__Exercise description__. Restate each line word for word. Leave out every picture.

__Stored rows__.
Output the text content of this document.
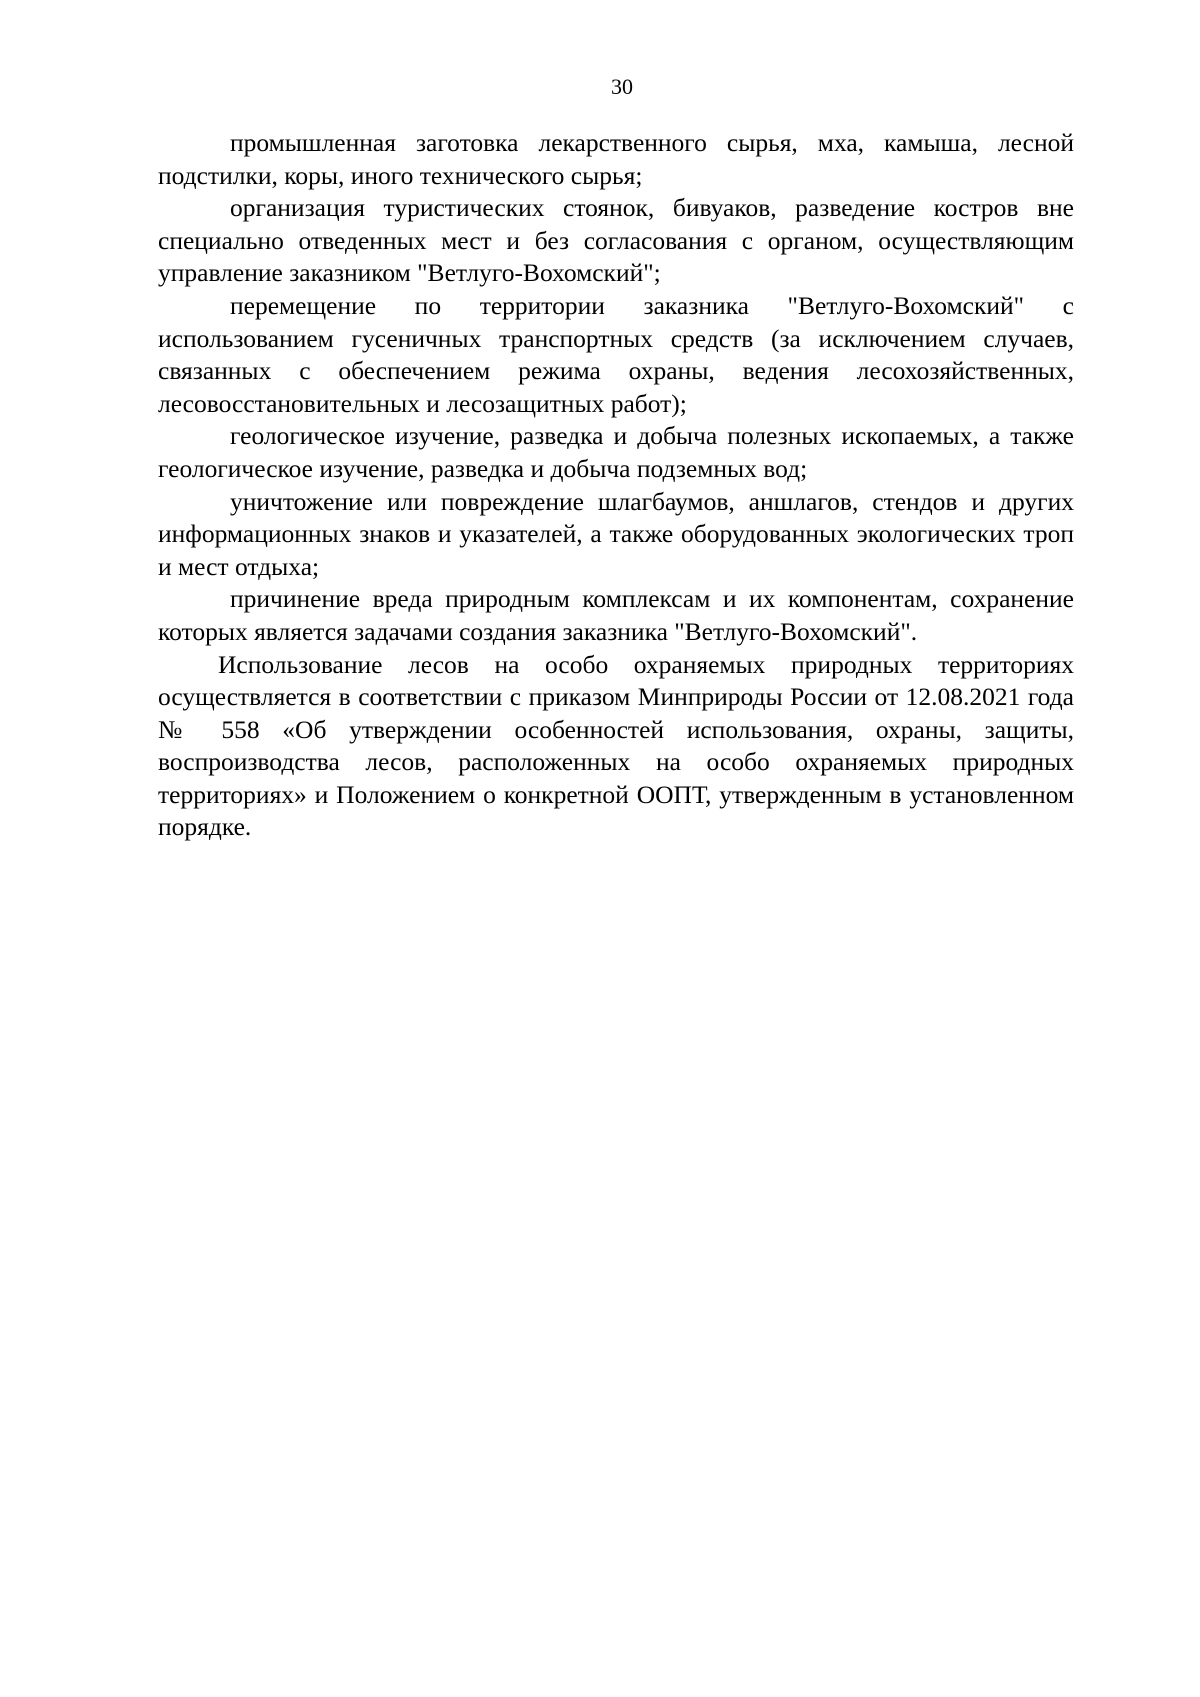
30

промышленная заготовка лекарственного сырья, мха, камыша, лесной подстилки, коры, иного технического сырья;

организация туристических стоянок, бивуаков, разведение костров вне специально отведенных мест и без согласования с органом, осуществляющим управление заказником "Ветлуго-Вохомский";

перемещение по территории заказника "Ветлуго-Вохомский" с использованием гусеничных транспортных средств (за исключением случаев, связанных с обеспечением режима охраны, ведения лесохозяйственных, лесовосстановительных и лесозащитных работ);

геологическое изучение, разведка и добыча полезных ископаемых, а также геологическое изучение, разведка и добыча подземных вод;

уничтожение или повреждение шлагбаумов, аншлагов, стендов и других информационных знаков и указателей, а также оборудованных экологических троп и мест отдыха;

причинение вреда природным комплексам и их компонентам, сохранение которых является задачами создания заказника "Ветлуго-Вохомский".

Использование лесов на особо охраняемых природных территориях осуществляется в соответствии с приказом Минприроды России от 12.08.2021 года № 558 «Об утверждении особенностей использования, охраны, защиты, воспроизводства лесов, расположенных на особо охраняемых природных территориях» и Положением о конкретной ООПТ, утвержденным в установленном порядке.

__Right answer__.
Output the text content of this document.
30

промышленная заготовка лекарственного сырья, мха, камыша, лесной подстилки, коры, иного технического сырья;

организация туристических стоянок, бивуаков, разведение костров вне специально отведенных мест и без согласования с органом, осуществляющим управление заказником "Ветлуго-Вохомский";

перемещение по территории заказника "Ветлуго-Вохомский" с использованием гусеничных транспортных средств (за исключением случаев, связанных с обеспечением режима охраны, ведения лесохозяйственных, лесовосстановительных и лесозащитных работ);

геологическое изучение, разведка и добыча полезных ископаемых, а также геологическое изучение, разведка и добыча подземных вод;

уничтожение или повреждение шлагбаумов, аншлагов, стендов и других информационных знаков и указателей, а также оборудованных экологических троп и мест отдыха;

причинение вреда природным комплексам и их компонентам, сохранение которых является задачами создания заказника "Ветлуго-Вохомский".

Использование лесов на особо охраняемых природных территориях осуществляется в соответствии с приказом Минприроды России от 12.08.2021 года № 558 «Об утверждении особенностей использования, охраны, защиты, воспроизводства лесов, расположенных на особо охраняемых природных территориях» и Положением о конкретной ООПТ, утвержденным в установленном порядке.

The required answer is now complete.